REQUIRED WORK:
Where a line in the listing contains the string "this", copy that line out.

Dataset records:
--- START ---

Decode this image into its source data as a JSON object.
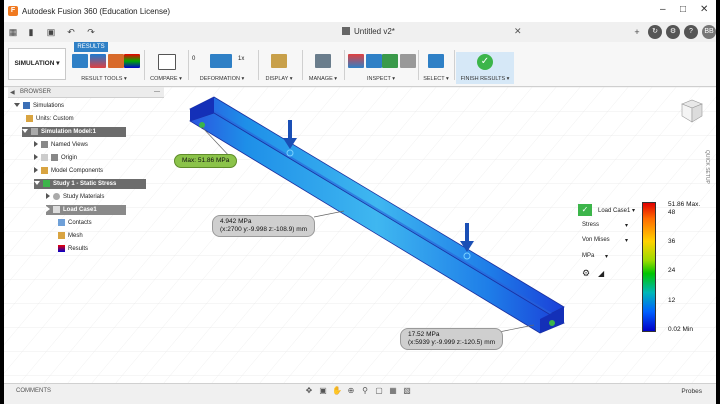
{
  "app": {
    "title": "Autodesk Fusion 360 (Education License)"
  },
  "document": {
    "name": "Untitled v2*"
  },
  "ribbon": {
    "workspace": "SIMULATION",
    "tab": "RESULTS",
    "groups": {
      "result_tools": "RESULT TOOLS",
      "compare": "COMPARE",
      "deformation": "DEFORMATION",
      "display": "DISPLAY",
      "manage": "MANAGE",
      "inspect": "INSPECT",
      "select": "SELECT",
      "finish": "FINISH RESULTS"
    },
    "deform_zero": "0",
    "deform_one": "1x"
  },
  "browser": {
    "header": "BROWSER",
    "items": [
      {
        "label": "Simulations"
      },
      {
        "label": "Units: Custom"
      },
      {
        "label": "Simulation Model:1"
      },
      {
        "label": "Named Views"
      },
      {
        "label": "Origin"
      },
      {
        "label": "Model Components"
      },
      {
        "label": "Study 1 - Static Stress"
      },
      {
        "label": "Study Materials"
      },
      {
        "label": "Load Case1"
      },
      {
        "label": "Contacts"
      },
      {
        "label": "Mesh"
      },
      {
        "label": "Results"
      }
    ]
  },
  "callouts": {
    "max": "Max: 51.86 MPa",
    "probe1_value": "4.942 MPa",
    "probe1_coords": "(x:2700 y:-9.998 z:-108.9) mm",
    "probe2_value": "17.52 MPa",
    "probe2_coords": "(x:5939 y:-9.999 z:-120.5) mm"
  },
  "results_panel": {
    "load_case": "Load Case1",
    "result_type": "Stress",
    "component": "Von Mises",
    "units": "MPa"
  },
  "legend": {
    "max_label": "51.86 Max.",
    "ticks": [
      "48",
      "36",
      "24",
      "12"
    ],
    "min_label": "0.02 Min"
  },
  "bottom": {
    "comments": "COMMENTS",
    "probes": "Probes"
  },
  "quick_setup": "QUICK SETUP",
  "colors": {
    "accent": "#2f80c6",
    "finish_green": "#3cb54a"
  }
}
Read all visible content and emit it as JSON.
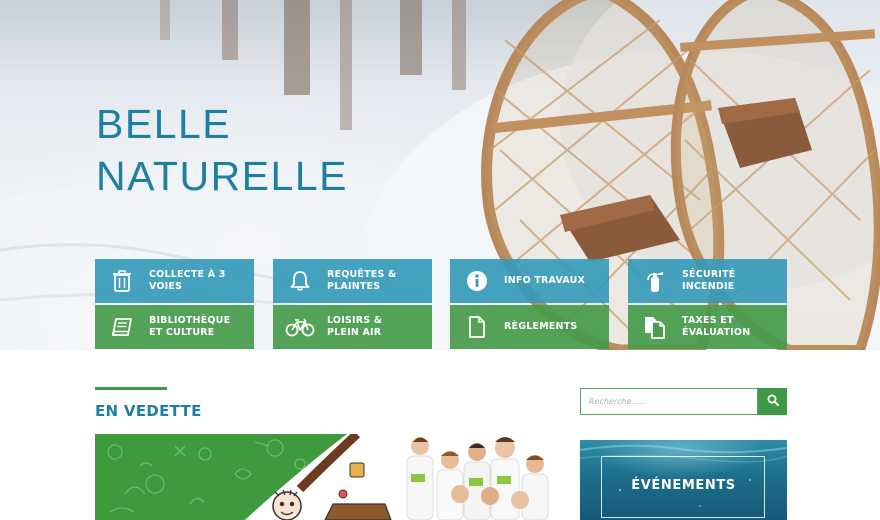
{
  "hero": {
    "title": "BELLE\nNATURELLE"
  },
  "tiles": [
    {
      "label": "COLLECTE À 3\nVOIES",
      "icon": "trash-can-icon",
      "color": "#369ab9"
    },
    {
      "label": "REQUÊTES &\nPLAINTES",
      "icon": "bell-icon",
      "color": "#369ab9"
    },
    {
      "label": "INFO TRAVAUX",
      "icon": "info-circle-icon",
      "color": "#369ab9"
    },
    {
      "label": "SÉCURITÉ\nINCENDIE",
      "icon": "fire-extinguisher-icon",
      "color": "#369ab9"
    },
    {
      "label": "BIBLIOTHÈQUE\nET CULTURE",
      "icon": "book-icon",
      "color": "#489c4c"
    },
    {
      "label": "LOISIRS &\nPLEIN AIR",
      "icon": "bicycle-icon",
      "color": "#489c4c"
    },
    {
      "label": "RÈGLEMENTS",
      "icon": "document-icon",
      "color": "#489c4c"
    },
    {
      "label": "TAXES ET\nÉVALUATION",
      "icon": "documents-icon",
      "color": "#489c4c"
    }
  ],
  "featured": {
    "title": "EN VEDETTE"
  },
  "search": {
    "placeholder": "Recherche......",
    "icon": "search-icon"
  },
  "events": {
    "label": "ÉVÉNEMENTS"
  },
  "colors": {
    "accent_blue": "#1f7fa3",
    "accent_green": "#3e9845"
  }
}
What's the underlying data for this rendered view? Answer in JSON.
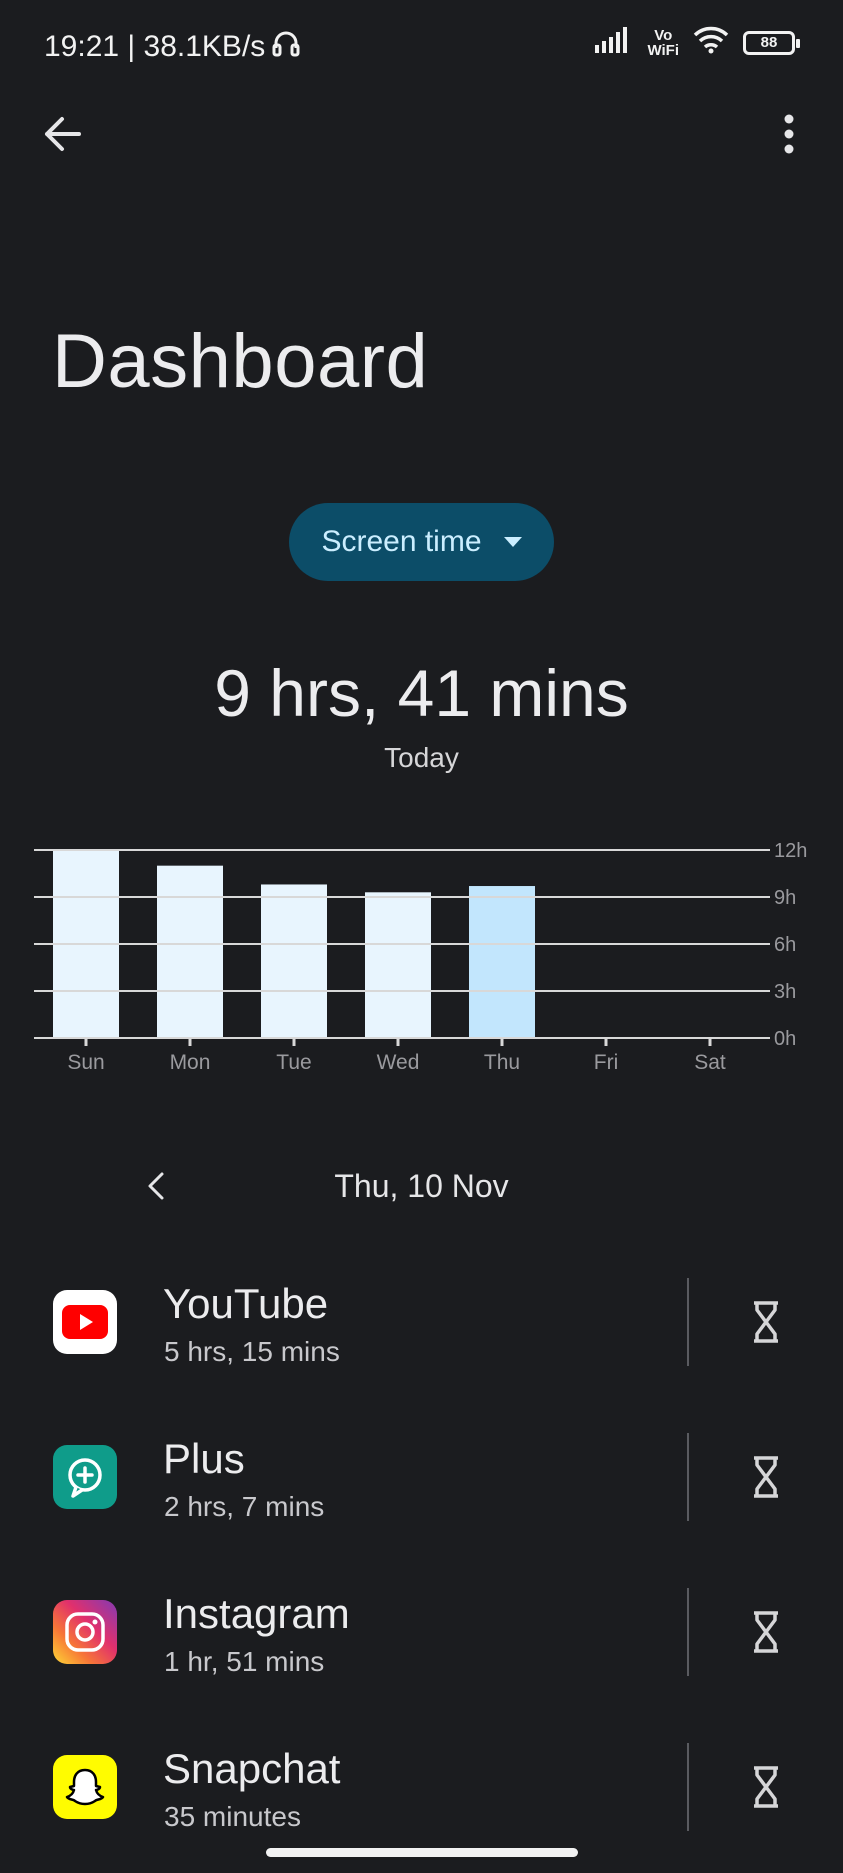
{
  "status_bar": {
    "time_speed": "19:21 | 38.1KB/s",
    "vowifi_top": "Vo",
    "vowifi_bottom": "WiFi",
    "battery": "88"
  },
  "header": {
    "title": "Dashboard",
    "selector_label": "Screen time"
  },
  "summary": {
    "total": "9 hrs, 41 mins",
    "caption": "Today"
  },
  "chart_data": {
    "type": "bar",
    "categories": [
      "Sun",
      "Mon",
      "Tue",
      "Wed",
      "Thu",
      "Fri",
      "Sat"
    ],
    "values": [
      12.0,
      11.0,
      9.8,
      9.3,
      9.7,
      0,
      0
    ],
    "y_ticks": [
      "0h",
      "3h",
      "6h",
      "9h",
      "12h"
    ],
    "ylim": [
      0,
      12
    ],
    "grid": true,
    "selected_index": 4,
    "colors": {
      "bar": "#e8f5fe",
      "selected_bar": "#c2e6fd",
      "grid": "#d8d8d8",
      "tick_label": "#9a9a9e"
    }
  },
  "date_nav": {
    "label": "Thu, 10 Nov"
  },
  "apps": [
    {
      "name": "YouTube",
      "time": "5 hrs, 15 mins",
      "icon": "youtube-icon"
    },
    {
      "name": "Plus",
      "time": "2 hrs, 7 mins",
      "icon": "plus-messenger-icon"
    },
    {
      "name": "Instagram",
      "time": "1 hr, 51 mins",
      "icon": "instagram-icon"
    },
    {
      "name": "Snapchat",
      "time": "35 minutes",
      "icon": "snapchat-icon"
    }
  ]
}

--- END ---

TASK RESULT:
Decode this image into its source data as a JSON object.
What's the underlying data for this rendered view? Answer in JSON.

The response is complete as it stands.